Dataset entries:
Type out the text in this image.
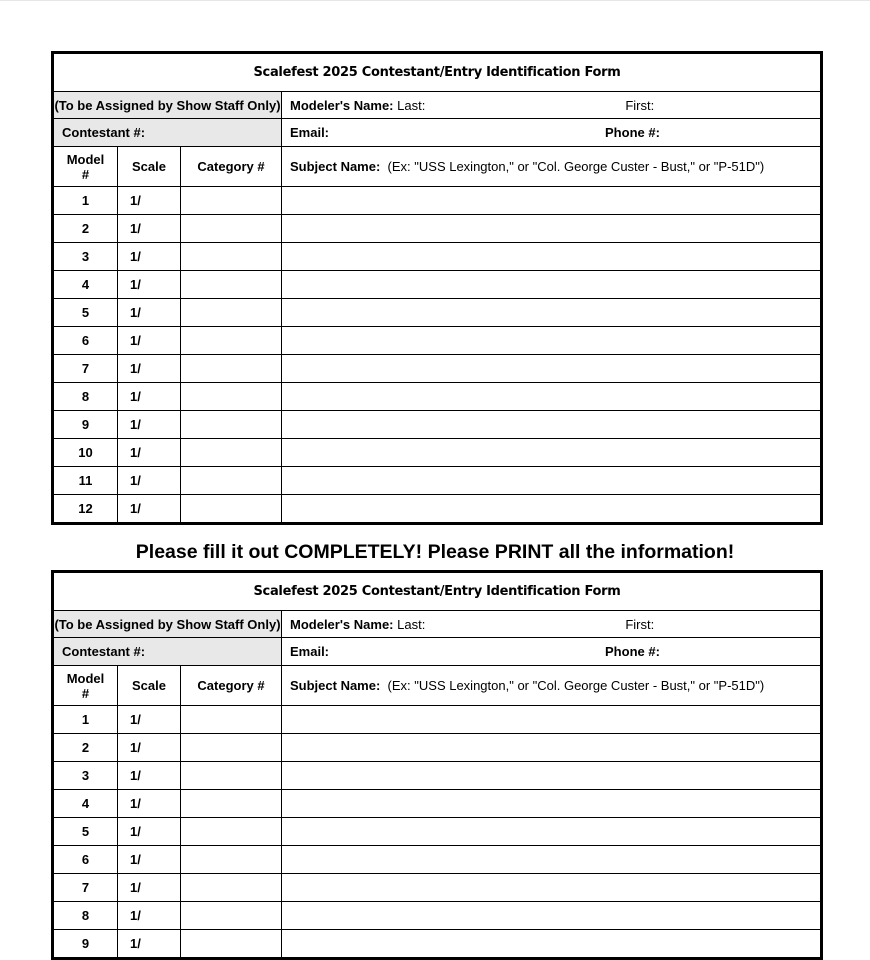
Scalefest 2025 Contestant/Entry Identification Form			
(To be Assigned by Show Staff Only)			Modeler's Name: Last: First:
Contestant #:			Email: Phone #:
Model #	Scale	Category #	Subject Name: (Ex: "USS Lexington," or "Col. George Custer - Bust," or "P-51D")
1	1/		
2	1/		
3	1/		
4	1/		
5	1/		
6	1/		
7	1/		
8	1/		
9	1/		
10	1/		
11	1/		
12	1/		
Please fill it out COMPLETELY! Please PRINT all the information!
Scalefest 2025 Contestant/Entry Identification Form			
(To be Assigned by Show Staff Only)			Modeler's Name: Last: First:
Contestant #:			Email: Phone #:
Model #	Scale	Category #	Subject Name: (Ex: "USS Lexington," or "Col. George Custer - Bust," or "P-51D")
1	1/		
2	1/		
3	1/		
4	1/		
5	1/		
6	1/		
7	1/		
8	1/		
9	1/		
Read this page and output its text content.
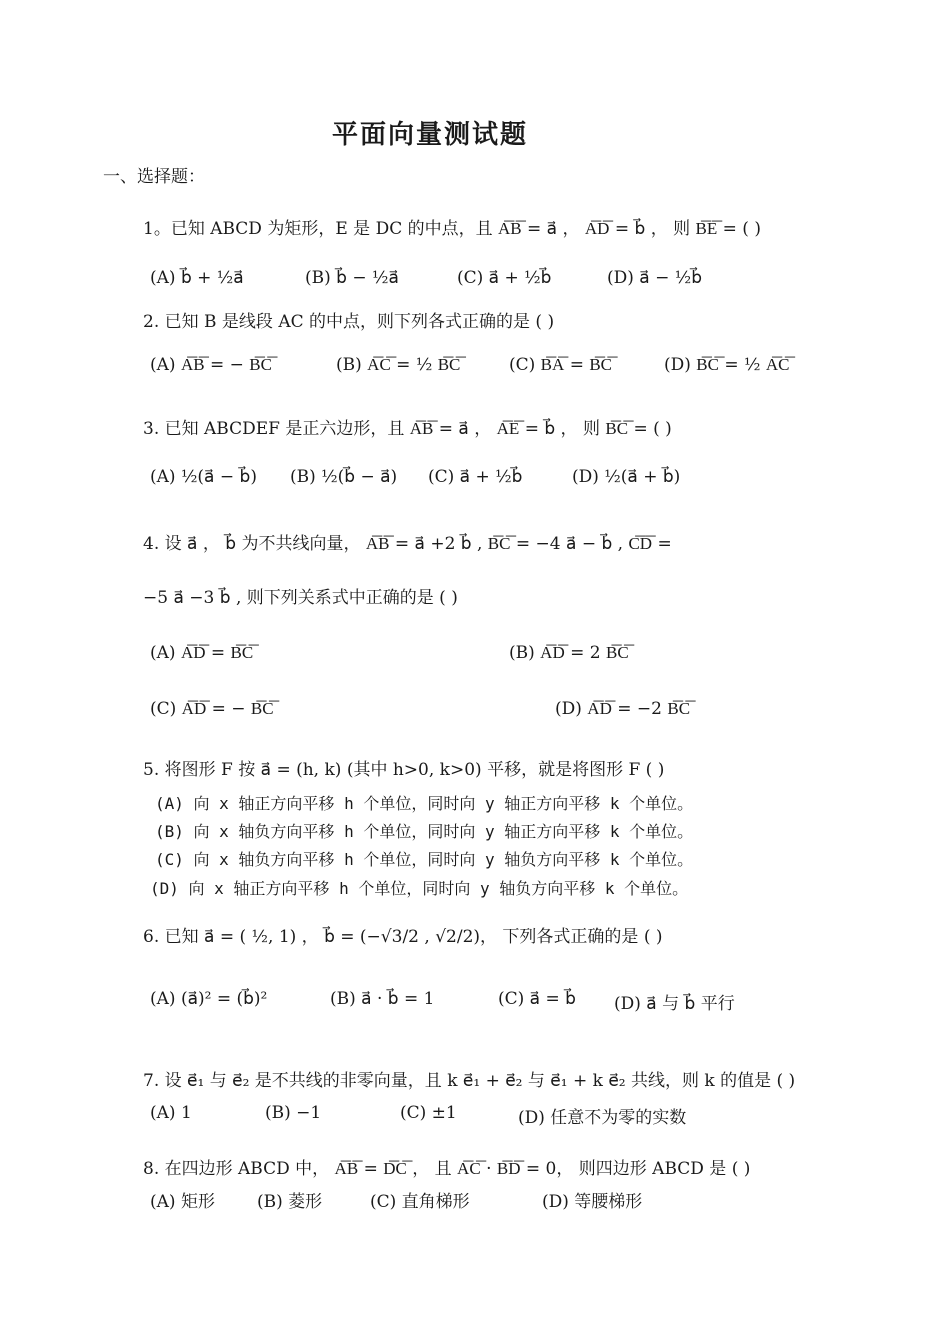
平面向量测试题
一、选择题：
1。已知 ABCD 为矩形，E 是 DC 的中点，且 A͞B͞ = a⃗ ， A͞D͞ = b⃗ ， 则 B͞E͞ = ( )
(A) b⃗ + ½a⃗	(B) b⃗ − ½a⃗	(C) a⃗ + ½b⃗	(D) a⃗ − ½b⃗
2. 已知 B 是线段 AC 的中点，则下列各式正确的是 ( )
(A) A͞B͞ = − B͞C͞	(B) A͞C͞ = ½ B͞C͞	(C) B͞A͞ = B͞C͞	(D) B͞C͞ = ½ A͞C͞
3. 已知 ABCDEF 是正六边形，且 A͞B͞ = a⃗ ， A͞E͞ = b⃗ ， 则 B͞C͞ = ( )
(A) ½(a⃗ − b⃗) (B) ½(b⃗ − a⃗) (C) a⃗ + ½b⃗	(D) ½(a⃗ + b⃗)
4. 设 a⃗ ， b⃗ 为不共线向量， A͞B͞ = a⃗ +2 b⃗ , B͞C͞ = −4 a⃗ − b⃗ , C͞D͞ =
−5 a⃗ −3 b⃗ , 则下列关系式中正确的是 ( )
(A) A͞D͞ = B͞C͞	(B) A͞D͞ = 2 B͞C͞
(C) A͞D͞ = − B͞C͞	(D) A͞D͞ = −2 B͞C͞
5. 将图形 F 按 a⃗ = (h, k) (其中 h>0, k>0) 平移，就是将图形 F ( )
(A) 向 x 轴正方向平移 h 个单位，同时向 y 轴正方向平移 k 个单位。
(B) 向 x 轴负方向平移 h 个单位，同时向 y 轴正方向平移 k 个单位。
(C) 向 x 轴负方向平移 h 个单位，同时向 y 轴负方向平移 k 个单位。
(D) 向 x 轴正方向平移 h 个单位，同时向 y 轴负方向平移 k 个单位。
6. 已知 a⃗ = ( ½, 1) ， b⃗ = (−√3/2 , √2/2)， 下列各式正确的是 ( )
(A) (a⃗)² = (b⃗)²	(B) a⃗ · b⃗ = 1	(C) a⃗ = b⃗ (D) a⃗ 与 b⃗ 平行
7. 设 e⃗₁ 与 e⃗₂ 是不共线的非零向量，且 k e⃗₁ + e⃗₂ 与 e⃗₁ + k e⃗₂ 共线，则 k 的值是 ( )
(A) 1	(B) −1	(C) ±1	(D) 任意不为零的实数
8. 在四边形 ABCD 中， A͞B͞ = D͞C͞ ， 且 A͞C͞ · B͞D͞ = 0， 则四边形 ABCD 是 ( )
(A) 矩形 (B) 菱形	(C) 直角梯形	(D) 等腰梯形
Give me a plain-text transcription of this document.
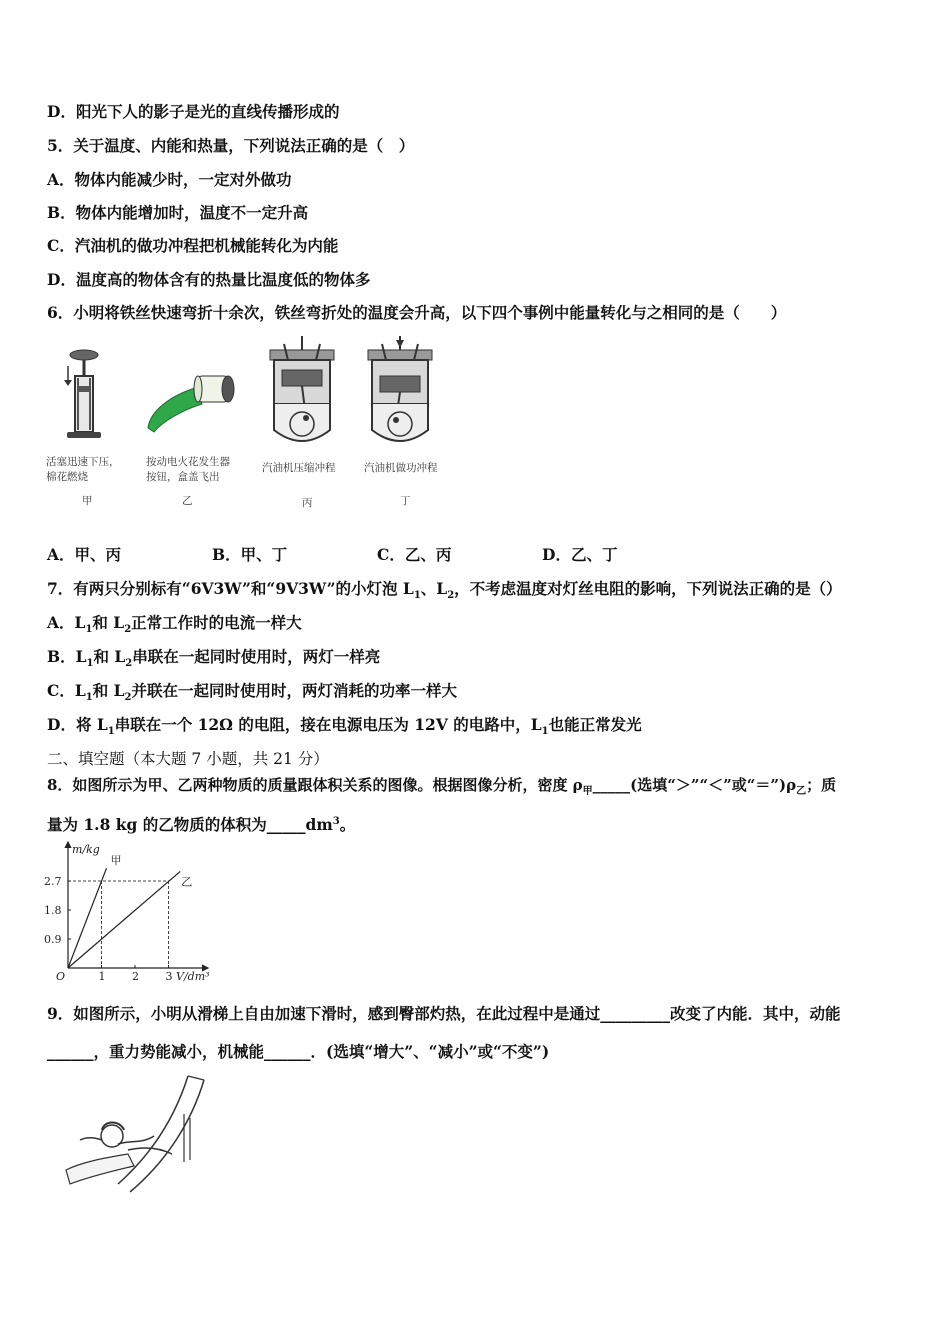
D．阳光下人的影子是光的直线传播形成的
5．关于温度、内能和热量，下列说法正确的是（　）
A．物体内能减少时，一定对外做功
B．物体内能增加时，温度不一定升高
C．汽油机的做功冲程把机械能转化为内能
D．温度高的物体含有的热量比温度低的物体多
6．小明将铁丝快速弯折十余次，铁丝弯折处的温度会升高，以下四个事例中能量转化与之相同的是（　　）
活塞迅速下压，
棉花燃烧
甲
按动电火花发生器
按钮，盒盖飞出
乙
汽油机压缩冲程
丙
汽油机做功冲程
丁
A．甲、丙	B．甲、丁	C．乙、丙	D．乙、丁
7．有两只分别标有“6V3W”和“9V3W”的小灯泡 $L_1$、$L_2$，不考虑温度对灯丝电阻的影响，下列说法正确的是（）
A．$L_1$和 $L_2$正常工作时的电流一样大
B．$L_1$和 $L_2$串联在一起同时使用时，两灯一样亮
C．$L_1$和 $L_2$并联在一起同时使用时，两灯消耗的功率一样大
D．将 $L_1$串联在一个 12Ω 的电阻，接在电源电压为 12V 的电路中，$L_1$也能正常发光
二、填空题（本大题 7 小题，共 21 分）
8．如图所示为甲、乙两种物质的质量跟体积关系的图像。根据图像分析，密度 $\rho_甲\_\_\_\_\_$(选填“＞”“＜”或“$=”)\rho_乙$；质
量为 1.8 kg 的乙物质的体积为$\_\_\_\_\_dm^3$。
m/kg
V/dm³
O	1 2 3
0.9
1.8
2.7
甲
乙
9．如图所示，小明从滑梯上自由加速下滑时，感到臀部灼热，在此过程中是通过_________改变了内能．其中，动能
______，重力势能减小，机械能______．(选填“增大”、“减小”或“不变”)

==

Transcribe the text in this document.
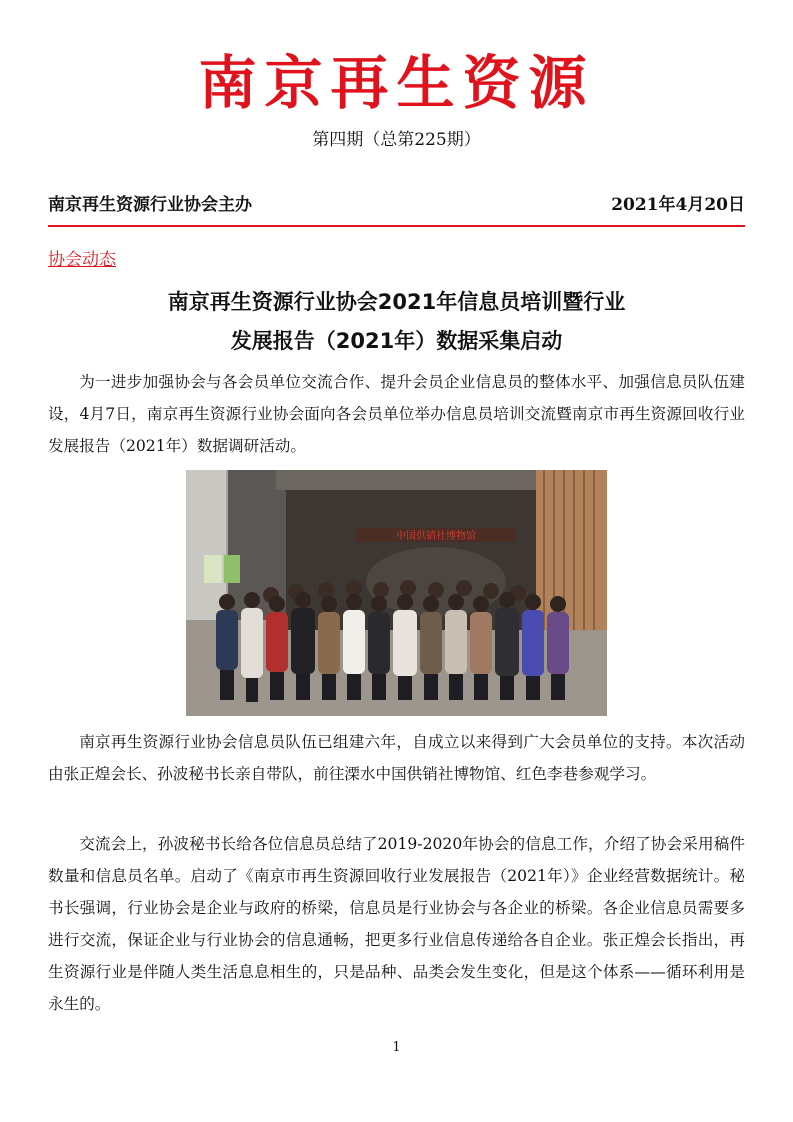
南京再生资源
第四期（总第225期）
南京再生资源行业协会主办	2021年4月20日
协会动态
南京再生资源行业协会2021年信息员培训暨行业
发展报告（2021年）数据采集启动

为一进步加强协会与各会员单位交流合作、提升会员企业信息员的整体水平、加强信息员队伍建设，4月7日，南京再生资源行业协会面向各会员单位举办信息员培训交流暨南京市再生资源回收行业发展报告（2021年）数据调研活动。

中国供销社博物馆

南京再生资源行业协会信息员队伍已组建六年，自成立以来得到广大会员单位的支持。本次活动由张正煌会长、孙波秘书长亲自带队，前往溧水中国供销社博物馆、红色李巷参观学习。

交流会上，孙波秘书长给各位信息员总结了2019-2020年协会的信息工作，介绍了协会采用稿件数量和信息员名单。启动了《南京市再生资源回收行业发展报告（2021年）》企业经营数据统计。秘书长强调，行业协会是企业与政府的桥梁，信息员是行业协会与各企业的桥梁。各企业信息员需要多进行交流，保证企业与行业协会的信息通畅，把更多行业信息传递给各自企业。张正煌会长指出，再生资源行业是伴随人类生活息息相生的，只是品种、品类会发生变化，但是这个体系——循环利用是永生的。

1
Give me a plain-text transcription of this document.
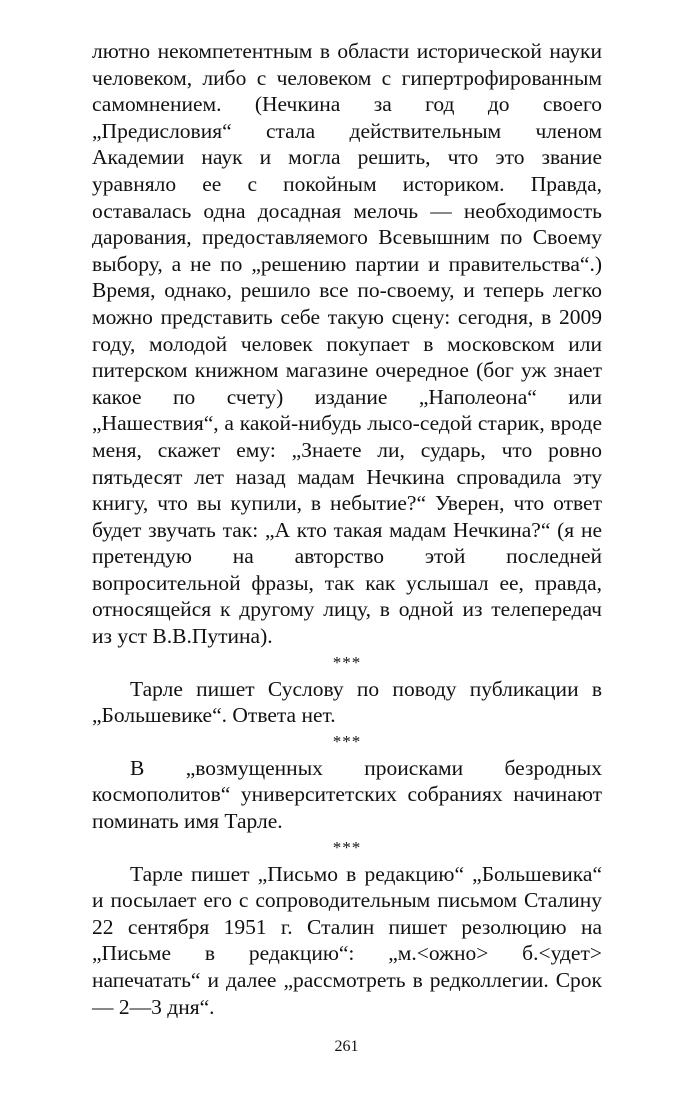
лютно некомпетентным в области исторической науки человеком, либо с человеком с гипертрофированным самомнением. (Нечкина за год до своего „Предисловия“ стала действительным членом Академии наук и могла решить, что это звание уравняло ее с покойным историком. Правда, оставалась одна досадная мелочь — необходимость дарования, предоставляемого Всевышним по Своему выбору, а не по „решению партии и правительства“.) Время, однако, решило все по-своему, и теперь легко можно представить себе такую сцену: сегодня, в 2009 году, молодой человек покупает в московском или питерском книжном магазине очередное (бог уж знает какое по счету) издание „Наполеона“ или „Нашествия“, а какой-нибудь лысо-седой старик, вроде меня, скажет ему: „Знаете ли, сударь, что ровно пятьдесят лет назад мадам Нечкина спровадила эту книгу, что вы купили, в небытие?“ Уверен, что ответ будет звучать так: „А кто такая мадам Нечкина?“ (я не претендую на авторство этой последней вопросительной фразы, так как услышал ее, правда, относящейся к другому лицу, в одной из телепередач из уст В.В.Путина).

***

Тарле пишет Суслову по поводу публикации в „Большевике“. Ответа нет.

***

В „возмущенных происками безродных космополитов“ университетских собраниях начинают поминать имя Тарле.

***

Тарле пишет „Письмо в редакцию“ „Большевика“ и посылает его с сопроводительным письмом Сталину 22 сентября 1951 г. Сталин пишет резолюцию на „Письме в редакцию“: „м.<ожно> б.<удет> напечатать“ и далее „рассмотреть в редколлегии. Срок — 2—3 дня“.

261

Exercise:
From the listing, copy every line where the string "轴正方向平移" appears.

Response below:
(A) 向 x 轴正方向平移 h 个单位，同时向 y 轴正方向平移 k 个单位。
(B) 向 x 轴负方向平移 h 个单位，同时向 y 轴正方向平移 k 个单位。
(D) 向 x 轴正方向平移 h 个单位，同时向 y 轴负方向平移 k 个单位。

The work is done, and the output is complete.